JOB: Copy out all lines that hold "Market".

---+---

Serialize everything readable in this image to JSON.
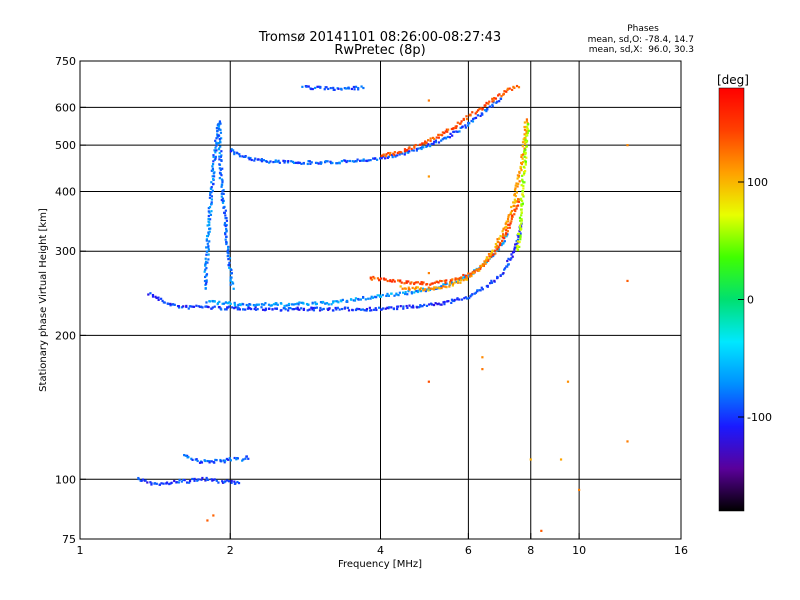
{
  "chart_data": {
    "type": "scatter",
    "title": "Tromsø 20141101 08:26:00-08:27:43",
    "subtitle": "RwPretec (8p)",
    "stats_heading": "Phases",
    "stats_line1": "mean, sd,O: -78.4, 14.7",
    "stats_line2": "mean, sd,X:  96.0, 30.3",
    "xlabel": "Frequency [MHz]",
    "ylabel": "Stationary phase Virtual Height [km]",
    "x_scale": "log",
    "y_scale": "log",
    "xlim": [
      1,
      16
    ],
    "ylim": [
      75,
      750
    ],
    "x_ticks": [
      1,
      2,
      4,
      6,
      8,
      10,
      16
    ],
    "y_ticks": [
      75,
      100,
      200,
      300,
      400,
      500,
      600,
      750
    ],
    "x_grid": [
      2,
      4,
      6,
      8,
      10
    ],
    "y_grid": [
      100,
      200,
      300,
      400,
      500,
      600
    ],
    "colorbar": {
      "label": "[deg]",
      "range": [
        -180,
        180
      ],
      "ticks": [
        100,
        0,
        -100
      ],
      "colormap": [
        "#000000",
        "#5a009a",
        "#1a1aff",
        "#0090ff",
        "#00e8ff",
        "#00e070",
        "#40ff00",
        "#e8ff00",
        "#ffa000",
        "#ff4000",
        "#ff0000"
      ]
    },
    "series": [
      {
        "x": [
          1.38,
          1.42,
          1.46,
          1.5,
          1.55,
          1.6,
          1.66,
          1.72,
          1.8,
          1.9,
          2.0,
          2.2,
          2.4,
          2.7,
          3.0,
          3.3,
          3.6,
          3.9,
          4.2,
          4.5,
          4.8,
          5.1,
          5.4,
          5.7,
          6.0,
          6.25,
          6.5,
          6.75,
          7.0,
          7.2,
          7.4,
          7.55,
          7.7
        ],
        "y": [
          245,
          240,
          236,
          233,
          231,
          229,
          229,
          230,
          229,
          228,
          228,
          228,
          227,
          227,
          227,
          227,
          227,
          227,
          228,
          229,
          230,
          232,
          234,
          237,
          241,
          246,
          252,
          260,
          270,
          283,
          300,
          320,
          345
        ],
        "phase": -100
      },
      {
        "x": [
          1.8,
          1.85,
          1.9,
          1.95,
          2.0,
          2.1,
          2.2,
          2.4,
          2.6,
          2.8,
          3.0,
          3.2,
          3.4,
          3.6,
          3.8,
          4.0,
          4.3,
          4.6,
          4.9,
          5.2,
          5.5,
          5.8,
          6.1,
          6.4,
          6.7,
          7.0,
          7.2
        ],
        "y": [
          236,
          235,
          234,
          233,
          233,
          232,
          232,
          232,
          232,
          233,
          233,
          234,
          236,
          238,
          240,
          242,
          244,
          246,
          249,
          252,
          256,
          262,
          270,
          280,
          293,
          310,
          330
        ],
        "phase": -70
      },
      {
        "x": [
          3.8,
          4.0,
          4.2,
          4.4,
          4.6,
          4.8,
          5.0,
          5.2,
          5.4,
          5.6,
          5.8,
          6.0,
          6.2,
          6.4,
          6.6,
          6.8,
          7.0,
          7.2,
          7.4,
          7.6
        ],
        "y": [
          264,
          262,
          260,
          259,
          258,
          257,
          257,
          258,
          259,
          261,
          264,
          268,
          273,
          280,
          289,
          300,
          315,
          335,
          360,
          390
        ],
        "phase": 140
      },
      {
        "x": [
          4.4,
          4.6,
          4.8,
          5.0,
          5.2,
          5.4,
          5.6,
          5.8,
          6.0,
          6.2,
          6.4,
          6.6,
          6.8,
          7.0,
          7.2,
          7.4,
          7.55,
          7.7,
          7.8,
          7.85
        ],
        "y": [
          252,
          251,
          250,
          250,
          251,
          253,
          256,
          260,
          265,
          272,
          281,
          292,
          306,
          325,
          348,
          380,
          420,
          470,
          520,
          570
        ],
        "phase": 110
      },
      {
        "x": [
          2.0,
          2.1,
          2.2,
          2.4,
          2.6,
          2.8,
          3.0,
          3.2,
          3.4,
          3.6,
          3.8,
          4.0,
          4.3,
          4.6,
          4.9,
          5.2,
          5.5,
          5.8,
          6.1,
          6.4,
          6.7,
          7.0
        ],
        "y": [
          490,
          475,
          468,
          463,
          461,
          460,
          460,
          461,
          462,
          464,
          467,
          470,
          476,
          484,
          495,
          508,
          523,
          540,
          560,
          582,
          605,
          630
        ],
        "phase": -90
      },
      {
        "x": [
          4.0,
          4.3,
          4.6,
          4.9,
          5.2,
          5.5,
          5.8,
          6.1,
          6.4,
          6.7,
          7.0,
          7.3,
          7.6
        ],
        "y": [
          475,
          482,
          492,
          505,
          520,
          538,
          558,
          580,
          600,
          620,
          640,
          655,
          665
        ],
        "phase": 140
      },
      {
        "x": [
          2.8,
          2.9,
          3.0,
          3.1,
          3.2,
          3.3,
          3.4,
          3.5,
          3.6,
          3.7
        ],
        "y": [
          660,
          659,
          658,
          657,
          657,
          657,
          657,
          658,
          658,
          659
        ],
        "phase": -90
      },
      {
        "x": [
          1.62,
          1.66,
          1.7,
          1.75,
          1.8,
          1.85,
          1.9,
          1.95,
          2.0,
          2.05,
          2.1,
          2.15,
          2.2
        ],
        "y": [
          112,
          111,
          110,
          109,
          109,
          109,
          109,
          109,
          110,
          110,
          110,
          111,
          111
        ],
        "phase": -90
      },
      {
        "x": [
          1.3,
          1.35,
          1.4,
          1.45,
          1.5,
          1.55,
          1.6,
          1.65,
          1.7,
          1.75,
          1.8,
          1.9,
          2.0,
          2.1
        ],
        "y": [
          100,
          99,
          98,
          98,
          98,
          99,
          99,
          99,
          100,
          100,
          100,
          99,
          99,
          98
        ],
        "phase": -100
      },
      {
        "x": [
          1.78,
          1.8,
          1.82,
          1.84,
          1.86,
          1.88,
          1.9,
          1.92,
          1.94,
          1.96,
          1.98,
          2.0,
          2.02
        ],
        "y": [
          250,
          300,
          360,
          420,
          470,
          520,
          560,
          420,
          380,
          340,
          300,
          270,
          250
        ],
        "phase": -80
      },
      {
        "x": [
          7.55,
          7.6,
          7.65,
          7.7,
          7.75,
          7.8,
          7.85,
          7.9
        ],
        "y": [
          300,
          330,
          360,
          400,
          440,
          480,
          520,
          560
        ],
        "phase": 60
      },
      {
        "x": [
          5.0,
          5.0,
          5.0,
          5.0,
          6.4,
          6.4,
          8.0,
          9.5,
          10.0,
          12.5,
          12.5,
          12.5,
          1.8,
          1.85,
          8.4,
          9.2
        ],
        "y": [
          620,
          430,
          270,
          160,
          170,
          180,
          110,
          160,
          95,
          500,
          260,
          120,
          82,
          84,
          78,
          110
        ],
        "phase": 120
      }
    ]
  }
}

---+---

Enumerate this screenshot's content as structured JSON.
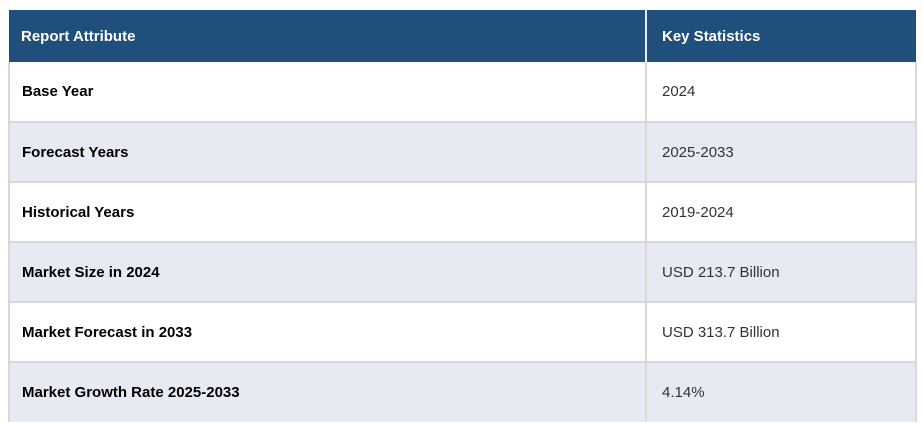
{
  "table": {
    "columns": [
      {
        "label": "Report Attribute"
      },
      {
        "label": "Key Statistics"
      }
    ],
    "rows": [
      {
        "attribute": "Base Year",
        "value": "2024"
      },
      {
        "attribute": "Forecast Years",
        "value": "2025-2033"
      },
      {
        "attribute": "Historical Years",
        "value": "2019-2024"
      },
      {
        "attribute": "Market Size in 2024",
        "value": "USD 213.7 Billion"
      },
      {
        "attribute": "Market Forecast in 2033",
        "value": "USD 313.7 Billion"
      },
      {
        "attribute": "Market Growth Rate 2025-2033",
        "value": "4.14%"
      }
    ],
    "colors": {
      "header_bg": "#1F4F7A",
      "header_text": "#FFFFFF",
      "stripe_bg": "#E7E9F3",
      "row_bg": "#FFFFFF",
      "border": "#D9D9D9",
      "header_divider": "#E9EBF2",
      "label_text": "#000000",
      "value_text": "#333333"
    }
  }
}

---+---

TASK ANSWER:
        "attribute": "Market Size in 2024",
        "attribute": "Market Forecast in 2033",
        "attribute": "Market Growth Rate 2025-2033",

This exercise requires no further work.